Dataset excerpts:

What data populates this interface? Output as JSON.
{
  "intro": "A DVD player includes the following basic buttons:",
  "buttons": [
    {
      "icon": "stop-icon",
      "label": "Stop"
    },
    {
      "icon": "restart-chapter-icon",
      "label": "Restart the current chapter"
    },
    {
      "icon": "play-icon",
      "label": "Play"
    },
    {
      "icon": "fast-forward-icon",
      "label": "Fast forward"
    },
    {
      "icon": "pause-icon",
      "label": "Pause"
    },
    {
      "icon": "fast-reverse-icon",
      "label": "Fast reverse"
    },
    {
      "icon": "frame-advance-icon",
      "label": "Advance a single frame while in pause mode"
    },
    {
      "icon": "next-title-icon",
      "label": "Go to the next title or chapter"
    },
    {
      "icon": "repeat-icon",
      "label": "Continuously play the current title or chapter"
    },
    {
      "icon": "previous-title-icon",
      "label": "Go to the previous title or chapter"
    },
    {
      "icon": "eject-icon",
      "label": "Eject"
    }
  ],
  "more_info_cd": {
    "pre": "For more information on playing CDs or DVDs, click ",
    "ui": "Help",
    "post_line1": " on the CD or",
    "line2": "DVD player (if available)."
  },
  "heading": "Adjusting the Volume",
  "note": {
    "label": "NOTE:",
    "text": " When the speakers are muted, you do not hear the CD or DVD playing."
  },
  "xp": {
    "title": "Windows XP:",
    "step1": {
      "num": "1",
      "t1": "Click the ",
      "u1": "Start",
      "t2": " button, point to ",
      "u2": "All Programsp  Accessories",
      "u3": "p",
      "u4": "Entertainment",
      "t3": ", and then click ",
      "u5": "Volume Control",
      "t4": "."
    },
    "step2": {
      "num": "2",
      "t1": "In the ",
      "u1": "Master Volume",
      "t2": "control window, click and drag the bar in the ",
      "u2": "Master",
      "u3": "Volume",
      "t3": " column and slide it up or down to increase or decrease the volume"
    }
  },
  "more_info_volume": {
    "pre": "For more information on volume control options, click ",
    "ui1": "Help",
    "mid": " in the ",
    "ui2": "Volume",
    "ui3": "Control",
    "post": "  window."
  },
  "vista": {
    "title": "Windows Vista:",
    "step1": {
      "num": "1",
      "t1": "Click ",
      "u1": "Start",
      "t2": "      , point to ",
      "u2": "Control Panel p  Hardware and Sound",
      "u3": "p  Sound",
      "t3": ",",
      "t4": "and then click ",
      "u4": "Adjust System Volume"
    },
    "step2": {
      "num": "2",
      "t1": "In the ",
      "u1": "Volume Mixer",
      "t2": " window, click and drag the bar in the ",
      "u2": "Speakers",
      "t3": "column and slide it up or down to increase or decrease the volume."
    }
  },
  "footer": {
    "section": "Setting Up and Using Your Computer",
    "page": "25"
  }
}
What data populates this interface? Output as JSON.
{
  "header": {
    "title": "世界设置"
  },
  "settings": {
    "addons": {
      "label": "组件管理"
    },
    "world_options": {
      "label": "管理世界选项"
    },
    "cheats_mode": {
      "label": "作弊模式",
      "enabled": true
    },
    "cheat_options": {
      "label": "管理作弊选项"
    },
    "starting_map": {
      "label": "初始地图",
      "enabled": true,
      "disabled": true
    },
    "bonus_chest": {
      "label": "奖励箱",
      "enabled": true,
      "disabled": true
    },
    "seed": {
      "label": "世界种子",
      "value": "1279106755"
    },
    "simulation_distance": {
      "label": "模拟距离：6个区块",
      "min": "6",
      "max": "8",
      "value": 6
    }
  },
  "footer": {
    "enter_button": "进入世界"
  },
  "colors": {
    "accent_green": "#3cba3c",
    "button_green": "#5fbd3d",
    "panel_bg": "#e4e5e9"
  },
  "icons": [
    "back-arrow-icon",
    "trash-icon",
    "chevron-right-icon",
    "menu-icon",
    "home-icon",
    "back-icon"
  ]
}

TASK GOAL => Find the string "down" in the entries above and return each line that holds it.

REPLY =>
      "t3": " column and slide it up or down to increase or decrease the volume"
      "t3": "column and slide it up or down to increase or decrease the volume."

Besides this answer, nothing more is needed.